## START

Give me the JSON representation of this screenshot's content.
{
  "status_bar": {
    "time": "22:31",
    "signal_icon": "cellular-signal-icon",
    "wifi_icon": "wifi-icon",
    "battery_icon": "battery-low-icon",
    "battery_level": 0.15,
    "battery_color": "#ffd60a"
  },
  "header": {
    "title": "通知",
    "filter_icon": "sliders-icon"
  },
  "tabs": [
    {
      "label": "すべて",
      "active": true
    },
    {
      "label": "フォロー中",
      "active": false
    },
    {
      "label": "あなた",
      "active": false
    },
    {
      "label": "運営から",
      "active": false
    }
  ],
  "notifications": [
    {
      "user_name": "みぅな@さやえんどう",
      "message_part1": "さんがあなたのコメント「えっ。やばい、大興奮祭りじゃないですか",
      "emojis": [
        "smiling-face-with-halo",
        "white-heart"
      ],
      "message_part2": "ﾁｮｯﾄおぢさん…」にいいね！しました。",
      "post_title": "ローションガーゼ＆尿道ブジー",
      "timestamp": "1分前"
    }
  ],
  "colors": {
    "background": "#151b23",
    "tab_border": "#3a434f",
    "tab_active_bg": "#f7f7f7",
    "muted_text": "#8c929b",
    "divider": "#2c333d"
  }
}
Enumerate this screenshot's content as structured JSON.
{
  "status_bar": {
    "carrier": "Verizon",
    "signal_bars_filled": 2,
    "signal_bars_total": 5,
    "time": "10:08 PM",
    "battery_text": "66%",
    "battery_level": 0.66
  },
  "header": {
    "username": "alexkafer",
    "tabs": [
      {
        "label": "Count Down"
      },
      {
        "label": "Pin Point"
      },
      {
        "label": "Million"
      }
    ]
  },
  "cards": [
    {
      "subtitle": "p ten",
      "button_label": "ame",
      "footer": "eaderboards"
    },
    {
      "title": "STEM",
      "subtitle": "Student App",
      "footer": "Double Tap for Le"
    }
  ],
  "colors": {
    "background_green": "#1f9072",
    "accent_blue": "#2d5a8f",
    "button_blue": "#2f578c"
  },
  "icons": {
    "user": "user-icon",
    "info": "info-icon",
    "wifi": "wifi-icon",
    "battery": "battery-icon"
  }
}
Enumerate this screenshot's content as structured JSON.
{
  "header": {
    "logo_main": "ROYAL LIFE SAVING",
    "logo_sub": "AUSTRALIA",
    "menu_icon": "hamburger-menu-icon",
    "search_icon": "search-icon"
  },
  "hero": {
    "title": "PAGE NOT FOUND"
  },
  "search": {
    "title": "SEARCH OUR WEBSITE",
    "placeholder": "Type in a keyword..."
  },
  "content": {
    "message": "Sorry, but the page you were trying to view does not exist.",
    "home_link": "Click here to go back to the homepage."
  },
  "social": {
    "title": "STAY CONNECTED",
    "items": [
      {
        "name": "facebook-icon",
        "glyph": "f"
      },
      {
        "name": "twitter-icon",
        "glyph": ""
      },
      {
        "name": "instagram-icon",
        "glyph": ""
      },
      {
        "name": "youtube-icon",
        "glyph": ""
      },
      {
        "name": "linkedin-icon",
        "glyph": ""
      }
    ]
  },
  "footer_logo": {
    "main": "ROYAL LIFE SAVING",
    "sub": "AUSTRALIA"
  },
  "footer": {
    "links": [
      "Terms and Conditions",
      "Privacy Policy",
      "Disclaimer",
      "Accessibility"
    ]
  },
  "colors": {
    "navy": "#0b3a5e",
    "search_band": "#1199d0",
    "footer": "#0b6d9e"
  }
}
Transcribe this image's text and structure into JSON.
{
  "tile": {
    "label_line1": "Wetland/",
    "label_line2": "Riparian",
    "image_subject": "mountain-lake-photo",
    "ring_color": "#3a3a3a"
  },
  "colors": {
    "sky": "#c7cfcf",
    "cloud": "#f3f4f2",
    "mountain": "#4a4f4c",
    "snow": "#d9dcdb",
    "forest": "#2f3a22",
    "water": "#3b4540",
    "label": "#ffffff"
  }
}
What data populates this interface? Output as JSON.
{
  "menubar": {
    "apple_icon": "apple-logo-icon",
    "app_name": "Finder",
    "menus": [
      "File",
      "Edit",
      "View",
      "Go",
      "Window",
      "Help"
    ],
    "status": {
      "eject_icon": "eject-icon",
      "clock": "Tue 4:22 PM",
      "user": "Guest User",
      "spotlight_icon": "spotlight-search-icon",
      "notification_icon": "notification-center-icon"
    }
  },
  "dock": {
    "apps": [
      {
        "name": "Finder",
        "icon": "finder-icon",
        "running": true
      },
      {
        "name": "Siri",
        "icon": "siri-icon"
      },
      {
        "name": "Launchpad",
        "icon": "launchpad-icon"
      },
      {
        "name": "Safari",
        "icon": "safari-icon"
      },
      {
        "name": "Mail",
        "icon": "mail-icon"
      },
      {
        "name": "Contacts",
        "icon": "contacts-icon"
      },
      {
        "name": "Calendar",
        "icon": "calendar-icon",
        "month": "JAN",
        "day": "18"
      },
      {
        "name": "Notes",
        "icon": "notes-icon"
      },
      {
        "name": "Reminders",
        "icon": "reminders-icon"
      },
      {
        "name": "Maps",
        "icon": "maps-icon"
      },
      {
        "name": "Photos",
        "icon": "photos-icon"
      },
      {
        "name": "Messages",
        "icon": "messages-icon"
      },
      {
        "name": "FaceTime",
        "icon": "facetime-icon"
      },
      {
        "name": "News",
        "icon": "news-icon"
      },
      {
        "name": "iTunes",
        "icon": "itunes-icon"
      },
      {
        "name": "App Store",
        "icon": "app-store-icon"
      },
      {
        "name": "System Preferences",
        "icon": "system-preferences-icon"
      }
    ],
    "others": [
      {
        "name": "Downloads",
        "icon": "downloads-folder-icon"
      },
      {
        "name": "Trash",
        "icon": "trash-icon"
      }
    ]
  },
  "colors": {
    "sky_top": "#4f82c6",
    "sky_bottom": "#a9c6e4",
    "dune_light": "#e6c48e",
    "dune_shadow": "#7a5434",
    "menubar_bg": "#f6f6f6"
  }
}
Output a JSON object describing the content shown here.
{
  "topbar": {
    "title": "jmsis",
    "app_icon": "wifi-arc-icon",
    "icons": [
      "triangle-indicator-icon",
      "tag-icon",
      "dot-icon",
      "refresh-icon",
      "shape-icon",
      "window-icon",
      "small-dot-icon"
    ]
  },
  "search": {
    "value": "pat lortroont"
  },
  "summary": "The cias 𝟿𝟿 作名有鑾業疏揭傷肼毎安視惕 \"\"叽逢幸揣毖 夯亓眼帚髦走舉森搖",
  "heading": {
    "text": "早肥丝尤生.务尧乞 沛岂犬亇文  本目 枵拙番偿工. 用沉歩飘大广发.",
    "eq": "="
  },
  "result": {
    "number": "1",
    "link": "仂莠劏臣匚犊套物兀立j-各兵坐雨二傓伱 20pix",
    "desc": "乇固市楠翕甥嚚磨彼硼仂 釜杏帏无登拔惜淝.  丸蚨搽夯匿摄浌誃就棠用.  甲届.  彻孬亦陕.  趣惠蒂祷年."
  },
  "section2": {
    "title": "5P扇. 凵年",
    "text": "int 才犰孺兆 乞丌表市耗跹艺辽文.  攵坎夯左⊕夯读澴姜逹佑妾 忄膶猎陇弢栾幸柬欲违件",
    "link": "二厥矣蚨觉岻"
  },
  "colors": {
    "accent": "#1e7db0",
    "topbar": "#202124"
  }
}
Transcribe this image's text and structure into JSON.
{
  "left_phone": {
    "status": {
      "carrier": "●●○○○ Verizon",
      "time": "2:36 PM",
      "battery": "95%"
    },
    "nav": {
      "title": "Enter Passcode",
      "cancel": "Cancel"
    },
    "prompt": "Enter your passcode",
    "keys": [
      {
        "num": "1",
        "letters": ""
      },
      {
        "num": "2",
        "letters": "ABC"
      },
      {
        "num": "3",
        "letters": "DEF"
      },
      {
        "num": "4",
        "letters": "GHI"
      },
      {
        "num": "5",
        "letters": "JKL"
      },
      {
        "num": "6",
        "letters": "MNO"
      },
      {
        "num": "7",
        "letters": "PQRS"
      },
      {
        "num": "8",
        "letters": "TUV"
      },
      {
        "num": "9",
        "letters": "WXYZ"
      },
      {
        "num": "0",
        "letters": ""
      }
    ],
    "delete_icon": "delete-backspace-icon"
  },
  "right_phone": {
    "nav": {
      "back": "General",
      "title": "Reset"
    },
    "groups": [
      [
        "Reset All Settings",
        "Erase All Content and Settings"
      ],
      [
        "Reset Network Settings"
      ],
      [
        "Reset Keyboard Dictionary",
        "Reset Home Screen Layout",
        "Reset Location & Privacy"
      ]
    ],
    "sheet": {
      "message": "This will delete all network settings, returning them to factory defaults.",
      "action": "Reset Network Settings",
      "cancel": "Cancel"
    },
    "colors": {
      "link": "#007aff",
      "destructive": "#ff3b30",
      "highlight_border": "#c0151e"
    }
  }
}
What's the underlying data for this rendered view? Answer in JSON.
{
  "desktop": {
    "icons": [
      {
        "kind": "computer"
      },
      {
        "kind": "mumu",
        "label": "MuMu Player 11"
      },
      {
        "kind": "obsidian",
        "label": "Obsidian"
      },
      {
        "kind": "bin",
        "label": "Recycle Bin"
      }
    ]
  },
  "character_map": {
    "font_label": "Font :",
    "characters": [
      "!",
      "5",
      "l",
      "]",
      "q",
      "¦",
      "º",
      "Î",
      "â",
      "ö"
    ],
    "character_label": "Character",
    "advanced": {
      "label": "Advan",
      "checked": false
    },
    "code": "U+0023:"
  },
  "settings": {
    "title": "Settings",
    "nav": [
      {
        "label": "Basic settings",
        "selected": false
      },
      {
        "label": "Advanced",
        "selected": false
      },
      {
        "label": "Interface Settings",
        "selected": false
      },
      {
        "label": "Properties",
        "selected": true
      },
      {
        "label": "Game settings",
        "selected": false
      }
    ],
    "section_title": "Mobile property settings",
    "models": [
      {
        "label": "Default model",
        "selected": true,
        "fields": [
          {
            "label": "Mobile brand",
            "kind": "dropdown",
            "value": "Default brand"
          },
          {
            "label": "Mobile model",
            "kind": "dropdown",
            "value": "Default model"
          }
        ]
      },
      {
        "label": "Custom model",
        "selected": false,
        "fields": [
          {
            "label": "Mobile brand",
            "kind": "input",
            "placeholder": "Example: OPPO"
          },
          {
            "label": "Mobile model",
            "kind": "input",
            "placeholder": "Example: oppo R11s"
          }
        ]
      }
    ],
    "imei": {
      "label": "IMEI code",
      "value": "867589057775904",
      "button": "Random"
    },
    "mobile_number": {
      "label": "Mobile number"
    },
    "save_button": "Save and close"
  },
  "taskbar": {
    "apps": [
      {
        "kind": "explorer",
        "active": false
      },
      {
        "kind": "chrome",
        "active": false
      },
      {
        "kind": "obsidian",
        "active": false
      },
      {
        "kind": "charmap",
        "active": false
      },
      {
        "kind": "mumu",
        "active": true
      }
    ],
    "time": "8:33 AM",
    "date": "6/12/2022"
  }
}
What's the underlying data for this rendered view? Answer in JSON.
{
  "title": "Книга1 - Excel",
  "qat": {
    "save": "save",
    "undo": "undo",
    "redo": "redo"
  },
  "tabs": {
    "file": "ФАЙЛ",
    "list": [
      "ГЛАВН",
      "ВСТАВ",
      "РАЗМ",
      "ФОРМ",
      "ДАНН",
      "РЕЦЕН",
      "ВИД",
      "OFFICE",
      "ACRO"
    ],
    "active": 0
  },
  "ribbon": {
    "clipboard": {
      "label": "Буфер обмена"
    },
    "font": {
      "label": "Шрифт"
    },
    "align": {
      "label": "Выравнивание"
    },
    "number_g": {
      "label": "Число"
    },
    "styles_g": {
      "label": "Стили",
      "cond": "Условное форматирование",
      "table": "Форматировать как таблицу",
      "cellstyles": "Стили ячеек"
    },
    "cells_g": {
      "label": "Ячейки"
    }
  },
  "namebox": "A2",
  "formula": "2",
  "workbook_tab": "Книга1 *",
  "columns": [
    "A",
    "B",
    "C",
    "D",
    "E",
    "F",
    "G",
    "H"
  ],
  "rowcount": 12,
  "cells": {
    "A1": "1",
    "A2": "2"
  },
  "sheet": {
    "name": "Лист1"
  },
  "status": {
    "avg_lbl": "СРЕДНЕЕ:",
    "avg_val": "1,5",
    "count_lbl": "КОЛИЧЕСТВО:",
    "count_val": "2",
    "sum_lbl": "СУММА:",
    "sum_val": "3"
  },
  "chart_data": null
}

## END

Find every line that has "delete" in it, then return those lines.

    "delete_icon": "delete-backspace-icon"
      "message": "This will delete all network settings, returning them to factory defaults.",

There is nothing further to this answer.